**JOB:**
Track down each line that has the word "Moderate" and copy it.

**MATERIAL PROVIDED:**
··········

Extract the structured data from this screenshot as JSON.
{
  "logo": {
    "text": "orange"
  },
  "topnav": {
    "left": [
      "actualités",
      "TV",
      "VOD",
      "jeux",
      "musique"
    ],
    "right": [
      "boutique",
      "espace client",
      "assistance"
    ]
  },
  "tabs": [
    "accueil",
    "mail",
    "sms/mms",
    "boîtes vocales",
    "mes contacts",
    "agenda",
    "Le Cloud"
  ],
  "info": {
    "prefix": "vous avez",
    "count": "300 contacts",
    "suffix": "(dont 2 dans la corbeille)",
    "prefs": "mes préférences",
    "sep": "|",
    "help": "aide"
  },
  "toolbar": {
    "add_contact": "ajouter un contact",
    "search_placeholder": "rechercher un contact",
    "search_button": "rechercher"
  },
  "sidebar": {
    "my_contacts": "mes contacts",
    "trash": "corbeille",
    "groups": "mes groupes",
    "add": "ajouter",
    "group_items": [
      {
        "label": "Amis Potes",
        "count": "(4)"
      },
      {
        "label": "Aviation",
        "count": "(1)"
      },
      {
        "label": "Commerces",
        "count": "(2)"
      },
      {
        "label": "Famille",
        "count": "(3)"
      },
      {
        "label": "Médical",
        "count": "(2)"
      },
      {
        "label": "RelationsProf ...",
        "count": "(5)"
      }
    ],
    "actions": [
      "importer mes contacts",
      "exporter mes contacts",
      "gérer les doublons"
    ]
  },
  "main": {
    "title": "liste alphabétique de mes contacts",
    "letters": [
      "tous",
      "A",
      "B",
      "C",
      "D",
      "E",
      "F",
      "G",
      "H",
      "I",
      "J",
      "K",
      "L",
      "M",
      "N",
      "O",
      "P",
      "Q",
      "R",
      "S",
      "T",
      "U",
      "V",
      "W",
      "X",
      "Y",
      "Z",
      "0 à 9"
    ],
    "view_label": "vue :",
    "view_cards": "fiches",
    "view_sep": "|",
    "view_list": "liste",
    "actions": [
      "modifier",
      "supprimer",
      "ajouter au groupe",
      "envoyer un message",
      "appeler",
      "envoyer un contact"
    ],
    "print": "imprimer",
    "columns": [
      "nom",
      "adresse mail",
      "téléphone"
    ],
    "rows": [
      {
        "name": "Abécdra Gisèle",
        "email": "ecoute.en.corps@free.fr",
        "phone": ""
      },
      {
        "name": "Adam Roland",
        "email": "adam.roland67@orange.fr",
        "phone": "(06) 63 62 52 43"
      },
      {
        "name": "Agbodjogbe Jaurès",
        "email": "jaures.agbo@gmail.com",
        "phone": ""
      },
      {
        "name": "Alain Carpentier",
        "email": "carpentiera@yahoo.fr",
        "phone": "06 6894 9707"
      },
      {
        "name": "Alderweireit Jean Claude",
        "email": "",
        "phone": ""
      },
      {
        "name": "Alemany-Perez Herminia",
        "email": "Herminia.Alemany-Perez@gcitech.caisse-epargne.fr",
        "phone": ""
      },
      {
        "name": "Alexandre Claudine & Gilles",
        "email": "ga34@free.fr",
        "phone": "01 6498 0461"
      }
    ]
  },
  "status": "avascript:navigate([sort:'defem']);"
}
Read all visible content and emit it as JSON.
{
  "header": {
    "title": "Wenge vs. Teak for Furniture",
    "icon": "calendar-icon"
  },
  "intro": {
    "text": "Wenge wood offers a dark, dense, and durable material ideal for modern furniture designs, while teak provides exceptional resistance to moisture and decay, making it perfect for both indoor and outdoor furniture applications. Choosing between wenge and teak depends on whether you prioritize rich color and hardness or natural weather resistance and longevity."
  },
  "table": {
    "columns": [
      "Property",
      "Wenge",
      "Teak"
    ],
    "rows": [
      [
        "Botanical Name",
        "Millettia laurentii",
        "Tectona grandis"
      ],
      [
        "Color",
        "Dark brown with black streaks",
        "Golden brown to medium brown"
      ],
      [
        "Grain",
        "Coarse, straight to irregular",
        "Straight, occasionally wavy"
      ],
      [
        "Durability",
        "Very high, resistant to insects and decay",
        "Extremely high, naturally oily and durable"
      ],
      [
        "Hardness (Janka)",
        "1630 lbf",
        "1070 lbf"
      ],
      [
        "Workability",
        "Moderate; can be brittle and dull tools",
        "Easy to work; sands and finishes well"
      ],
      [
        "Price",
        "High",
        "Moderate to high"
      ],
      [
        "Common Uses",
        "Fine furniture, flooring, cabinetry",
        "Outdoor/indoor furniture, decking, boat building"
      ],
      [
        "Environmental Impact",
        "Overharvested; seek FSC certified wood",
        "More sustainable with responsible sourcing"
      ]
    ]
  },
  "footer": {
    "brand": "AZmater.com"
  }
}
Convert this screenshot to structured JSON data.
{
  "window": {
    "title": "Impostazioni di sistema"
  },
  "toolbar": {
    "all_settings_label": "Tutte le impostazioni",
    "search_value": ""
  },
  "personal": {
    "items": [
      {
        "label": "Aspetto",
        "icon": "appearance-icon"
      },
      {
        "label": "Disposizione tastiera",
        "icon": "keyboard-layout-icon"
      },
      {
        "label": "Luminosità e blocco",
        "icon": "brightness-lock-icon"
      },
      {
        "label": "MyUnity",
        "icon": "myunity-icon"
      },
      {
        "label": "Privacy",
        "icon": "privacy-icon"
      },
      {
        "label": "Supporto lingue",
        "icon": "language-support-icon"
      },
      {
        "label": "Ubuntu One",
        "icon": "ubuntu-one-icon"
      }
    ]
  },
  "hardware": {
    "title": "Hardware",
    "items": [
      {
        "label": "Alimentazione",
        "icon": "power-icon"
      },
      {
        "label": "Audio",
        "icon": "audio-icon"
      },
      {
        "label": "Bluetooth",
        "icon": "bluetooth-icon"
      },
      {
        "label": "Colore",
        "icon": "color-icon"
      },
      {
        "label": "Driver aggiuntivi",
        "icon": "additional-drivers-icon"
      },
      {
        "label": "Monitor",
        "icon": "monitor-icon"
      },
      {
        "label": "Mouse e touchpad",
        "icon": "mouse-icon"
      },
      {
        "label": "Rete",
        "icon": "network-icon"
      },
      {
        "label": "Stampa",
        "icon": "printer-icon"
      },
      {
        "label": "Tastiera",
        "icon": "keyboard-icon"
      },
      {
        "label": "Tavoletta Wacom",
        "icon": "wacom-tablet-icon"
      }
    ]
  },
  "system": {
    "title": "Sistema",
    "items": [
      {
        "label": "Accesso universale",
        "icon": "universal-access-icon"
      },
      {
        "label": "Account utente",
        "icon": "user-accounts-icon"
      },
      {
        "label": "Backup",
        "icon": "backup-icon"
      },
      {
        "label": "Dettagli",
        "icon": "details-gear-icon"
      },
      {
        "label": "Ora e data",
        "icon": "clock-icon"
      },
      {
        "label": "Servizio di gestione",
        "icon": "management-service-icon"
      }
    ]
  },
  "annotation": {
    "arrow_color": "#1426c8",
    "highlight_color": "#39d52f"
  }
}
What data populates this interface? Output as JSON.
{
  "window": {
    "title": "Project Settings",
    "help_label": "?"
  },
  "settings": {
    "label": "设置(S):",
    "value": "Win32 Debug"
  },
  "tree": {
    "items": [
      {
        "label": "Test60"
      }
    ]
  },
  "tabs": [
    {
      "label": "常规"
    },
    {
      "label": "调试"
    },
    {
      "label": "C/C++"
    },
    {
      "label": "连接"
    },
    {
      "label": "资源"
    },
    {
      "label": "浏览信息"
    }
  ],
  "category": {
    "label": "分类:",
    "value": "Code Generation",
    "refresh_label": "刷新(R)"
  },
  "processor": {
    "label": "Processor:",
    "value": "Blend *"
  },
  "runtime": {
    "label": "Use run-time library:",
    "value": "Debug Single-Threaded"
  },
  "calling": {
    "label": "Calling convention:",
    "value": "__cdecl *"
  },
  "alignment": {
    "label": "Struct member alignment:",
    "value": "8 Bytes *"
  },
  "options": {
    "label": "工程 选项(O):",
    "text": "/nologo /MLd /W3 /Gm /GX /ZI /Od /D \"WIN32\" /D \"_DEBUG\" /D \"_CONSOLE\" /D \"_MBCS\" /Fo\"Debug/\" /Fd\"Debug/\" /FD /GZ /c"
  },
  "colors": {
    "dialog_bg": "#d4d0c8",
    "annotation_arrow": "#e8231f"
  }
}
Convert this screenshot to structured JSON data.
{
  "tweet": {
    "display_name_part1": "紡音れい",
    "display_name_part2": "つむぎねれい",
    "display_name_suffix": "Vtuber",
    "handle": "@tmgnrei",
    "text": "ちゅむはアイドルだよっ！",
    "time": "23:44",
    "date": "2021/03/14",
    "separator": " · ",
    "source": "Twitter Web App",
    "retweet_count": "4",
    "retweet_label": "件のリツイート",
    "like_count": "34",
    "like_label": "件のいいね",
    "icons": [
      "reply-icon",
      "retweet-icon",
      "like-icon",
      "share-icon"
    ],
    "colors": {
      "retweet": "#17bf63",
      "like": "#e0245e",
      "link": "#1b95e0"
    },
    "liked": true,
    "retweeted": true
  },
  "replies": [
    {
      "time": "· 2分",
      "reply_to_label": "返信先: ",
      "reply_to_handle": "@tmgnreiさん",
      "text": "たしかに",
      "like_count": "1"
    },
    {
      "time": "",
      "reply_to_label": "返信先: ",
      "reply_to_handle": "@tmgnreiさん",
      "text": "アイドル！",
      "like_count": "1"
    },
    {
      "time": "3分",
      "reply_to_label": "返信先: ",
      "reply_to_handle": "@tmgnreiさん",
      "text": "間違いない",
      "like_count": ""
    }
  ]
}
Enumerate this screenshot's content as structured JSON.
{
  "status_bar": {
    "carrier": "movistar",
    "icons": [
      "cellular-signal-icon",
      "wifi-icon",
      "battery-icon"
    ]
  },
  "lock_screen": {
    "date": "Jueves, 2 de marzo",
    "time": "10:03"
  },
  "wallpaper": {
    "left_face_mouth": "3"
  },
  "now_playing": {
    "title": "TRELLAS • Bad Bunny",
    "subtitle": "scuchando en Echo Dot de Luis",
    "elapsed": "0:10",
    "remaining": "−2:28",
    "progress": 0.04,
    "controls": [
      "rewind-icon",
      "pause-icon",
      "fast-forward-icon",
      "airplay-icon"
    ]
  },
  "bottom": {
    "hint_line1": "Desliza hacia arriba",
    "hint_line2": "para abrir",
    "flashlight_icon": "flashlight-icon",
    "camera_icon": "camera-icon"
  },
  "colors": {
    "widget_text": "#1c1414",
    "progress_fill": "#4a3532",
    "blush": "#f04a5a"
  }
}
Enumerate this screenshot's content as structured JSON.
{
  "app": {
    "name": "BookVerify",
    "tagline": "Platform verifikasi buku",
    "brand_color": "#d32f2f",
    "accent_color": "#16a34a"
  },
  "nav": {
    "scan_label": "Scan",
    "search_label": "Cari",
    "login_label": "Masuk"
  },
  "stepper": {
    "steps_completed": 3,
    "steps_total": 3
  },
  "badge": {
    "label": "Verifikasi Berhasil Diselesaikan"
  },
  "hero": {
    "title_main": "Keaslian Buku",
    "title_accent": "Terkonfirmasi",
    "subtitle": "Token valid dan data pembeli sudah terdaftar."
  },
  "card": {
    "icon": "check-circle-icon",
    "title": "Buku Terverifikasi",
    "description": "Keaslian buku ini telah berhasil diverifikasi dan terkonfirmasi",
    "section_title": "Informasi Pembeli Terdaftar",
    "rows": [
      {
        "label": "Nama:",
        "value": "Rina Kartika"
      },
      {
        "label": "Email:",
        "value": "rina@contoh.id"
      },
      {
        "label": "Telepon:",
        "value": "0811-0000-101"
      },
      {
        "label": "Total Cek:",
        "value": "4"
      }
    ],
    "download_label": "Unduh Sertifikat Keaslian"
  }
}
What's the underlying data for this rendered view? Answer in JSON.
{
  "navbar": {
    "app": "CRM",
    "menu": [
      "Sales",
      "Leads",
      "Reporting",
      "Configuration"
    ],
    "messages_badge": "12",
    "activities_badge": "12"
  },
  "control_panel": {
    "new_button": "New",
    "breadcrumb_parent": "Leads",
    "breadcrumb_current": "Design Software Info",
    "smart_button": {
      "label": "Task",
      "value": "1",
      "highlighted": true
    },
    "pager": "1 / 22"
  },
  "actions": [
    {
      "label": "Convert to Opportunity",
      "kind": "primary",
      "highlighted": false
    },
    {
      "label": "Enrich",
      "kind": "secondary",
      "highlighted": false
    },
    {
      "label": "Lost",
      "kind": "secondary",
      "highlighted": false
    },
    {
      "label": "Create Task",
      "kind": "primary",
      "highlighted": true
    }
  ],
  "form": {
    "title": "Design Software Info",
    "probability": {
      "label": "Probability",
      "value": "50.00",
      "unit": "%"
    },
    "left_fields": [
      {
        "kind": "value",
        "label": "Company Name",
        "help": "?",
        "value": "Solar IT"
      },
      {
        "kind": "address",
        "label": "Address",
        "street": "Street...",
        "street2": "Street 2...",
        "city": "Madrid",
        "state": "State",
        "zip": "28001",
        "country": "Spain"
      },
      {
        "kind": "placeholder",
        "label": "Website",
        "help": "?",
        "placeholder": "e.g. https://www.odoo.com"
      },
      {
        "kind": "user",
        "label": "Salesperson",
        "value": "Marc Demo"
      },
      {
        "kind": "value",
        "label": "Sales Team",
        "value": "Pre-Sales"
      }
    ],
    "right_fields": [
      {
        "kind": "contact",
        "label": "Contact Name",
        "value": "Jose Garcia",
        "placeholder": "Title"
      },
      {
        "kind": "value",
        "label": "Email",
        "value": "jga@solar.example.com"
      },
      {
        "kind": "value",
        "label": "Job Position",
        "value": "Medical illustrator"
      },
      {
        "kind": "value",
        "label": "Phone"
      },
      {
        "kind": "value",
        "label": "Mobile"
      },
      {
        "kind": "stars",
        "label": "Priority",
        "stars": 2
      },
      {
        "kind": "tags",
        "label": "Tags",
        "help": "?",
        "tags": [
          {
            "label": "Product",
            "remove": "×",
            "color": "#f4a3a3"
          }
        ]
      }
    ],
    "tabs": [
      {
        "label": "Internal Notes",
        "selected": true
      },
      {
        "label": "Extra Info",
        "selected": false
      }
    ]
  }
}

··········

**TASK RESPONSE:**
        "Moderate; can be brittle and dull tools",
        "Moderate to high"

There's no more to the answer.